━━ Excerpted records

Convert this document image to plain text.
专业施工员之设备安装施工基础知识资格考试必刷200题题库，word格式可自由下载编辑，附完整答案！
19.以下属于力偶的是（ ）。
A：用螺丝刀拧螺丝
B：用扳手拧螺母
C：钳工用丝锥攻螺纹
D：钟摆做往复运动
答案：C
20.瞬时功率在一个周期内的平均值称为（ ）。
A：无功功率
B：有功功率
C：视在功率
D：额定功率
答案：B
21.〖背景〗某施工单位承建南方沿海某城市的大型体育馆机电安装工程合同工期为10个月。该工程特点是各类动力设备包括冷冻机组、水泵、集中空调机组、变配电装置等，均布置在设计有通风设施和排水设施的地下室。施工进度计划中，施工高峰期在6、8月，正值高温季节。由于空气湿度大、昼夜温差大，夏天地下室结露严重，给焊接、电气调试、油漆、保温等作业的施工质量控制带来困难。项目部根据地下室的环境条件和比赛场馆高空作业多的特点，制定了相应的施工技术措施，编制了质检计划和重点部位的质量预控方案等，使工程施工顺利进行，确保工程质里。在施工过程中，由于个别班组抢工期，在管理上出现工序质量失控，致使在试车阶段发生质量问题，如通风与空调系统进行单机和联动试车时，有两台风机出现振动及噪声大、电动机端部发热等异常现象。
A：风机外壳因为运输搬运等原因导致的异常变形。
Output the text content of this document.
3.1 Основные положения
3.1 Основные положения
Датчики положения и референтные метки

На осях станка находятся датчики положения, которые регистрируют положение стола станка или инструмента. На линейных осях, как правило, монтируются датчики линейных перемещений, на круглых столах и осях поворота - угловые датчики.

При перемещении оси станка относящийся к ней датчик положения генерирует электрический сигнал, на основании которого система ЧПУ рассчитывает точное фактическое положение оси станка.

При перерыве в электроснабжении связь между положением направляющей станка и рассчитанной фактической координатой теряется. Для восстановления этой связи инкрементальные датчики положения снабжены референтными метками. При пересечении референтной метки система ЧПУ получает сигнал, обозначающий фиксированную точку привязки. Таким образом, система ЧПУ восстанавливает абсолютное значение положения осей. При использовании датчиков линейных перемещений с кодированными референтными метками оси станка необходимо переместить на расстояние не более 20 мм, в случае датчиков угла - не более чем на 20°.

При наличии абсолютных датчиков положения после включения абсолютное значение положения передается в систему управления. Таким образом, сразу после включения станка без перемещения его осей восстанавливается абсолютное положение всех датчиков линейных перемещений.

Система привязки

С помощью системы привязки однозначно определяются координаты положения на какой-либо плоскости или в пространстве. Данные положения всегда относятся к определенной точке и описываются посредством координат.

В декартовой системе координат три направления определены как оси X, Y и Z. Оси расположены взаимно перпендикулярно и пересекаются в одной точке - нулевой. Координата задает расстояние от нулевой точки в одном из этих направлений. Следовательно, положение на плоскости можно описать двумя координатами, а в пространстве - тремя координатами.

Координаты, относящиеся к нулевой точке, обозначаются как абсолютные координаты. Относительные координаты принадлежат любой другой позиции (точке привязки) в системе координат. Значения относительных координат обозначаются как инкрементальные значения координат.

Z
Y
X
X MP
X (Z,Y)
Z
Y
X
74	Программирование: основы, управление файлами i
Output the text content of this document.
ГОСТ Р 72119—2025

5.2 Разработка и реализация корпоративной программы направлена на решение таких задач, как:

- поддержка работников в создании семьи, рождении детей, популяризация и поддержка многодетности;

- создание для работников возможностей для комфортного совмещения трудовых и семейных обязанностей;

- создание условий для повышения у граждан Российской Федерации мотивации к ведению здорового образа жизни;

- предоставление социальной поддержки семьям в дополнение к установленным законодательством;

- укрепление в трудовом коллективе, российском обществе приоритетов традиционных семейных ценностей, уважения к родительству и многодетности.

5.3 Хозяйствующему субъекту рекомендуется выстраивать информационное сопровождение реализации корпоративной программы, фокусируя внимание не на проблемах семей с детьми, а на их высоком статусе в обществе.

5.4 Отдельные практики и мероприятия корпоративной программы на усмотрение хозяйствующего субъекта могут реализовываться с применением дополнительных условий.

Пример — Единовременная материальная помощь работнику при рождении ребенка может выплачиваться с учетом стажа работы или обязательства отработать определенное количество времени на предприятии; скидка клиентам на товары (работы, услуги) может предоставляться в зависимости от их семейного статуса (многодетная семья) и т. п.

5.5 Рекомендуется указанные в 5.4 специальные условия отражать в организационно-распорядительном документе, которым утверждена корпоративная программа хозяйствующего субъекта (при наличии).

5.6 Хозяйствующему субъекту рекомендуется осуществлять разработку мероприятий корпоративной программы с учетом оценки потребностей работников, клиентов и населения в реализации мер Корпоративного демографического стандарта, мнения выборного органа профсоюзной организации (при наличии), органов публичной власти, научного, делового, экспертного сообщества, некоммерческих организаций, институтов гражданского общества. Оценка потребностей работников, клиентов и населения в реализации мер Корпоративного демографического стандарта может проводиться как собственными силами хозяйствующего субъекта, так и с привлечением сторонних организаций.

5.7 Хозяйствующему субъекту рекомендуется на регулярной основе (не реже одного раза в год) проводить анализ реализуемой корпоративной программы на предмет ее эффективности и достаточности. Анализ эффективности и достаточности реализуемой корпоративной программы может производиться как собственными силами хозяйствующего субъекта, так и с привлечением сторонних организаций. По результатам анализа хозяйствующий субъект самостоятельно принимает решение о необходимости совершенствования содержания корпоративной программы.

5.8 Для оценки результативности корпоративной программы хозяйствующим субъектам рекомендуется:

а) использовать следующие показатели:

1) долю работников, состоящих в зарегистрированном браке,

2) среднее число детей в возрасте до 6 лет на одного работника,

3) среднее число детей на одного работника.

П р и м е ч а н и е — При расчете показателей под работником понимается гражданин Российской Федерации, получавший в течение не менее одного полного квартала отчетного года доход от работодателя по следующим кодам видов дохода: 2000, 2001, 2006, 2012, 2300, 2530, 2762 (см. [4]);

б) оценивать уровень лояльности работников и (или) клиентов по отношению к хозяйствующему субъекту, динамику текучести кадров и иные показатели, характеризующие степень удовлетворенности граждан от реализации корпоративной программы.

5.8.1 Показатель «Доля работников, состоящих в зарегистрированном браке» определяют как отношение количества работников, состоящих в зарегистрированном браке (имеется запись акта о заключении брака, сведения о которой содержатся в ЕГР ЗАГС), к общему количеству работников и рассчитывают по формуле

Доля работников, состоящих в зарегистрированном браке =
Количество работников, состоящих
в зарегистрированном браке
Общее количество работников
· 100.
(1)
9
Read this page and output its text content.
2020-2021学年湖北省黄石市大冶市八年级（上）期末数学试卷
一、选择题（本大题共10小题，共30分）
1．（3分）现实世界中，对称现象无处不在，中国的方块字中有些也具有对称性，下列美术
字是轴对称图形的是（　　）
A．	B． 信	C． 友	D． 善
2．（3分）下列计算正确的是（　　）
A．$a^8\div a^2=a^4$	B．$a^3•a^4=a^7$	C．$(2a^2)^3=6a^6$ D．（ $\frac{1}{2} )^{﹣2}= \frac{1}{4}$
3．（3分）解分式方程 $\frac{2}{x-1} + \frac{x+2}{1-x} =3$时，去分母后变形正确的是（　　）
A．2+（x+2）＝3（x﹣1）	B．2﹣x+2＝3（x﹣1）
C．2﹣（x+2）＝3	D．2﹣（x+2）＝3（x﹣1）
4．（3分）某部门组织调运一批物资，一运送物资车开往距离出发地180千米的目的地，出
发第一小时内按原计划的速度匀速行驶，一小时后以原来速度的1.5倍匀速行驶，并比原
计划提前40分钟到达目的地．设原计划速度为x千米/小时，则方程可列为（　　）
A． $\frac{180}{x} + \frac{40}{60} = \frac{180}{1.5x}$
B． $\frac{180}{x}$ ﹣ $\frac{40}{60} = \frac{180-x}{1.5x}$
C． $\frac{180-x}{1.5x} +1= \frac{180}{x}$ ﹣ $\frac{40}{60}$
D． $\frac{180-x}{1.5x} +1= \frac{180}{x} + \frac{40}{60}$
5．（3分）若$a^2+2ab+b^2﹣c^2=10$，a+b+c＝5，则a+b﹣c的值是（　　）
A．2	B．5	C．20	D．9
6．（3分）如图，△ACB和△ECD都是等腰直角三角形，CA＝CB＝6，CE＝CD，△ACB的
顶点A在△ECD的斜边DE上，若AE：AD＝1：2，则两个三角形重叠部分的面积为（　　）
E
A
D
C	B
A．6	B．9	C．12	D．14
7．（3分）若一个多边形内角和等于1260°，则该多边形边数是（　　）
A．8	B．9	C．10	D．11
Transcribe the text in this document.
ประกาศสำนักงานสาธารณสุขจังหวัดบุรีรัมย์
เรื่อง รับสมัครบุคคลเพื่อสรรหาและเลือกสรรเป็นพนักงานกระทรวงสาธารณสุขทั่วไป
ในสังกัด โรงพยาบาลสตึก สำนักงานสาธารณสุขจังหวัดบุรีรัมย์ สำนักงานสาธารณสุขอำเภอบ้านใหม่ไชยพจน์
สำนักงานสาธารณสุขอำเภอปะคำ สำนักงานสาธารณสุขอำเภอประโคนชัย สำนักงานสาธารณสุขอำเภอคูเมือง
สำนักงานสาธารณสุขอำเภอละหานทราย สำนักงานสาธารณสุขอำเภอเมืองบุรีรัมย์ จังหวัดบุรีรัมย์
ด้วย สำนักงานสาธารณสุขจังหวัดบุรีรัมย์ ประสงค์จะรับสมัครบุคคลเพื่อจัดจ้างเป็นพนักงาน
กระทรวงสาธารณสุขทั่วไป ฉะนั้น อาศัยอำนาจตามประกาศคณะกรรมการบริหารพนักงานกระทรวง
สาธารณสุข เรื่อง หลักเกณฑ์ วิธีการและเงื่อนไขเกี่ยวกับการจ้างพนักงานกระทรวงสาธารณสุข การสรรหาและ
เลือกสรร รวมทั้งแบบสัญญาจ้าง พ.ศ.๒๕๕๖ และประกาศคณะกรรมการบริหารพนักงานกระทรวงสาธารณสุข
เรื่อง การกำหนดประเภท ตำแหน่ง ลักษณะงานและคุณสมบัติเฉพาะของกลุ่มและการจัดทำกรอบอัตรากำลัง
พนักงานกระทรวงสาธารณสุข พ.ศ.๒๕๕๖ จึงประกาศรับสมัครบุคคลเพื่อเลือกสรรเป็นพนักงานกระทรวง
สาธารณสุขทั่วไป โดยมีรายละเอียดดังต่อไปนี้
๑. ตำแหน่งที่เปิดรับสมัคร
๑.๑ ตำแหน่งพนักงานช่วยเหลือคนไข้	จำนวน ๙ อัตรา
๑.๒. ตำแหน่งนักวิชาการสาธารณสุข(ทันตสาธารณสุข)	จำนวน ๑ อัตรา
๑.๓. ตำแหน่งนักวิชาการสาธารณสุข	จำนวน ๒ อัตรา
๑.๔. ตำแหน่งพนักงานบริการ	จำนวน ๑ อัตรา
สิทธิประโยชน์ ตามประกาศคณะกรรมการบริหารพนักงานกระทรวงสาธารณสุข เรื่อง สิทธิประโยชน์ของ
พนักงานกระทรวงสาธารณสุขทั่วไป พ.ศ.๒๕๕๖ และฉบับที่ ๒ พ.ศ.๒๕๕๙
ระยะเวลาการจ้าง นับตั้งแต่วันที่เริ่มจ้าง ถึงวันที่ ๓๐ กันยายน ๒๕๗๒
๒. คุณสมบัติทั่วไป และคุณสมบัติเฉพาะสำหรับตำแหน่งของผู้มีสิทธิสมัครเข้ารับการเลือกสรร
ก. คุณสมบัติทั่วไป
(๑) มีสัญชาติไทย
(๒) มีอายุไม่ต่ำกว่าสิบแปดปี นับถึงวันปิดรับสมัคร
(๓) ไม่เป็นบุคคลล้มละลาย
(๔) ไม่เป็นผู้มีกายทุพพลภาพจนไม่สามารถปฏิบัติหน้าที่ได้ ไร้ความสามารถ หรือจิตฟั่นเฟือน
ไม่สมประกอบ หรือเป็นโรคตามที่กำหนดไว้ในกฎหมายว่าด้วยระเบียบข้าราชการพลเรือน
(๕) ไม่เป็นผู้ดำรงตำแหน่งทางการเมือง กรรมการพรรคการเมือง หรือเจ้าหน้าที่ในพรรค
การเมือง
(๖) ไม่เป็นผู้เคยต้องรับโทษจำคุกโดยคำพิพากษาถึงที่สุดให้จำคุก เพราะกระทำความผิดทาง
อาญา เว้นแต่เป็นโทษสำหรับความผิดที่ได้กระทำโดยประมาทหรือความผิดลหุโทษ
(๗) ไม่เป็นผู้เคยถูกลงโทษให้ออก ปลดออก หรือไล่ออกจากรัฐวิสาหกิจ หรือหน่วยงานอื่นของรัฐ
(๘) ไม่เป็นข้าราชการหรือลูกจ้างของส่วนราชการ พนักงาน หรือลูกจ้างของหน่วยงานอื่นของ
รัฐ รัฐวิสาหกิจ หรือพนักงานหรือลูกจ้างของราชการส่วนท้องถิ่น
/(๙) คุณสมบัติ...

━━━━

# [Do this]
Write down every line of the data above that includes the string "плоскости".

# [Worked answer]
С помощью системы привязки однозначно определяются координаты положения на какой-либо плоскости или в пространстве. Данные положения всегда относятся к определенной точке и описываются посредством координат.
В декартовой системе координат три направления определены как оси X, Y и Z. Оси расположены взаимно перпендикулярно и пересекаются в одной точке - нулевой. Координата задает расстояние от нулевой точки в одном из этих направлений. Следовательно, положение на плоскости можно описать двумя координатами, а в пространстве - тремя координатами.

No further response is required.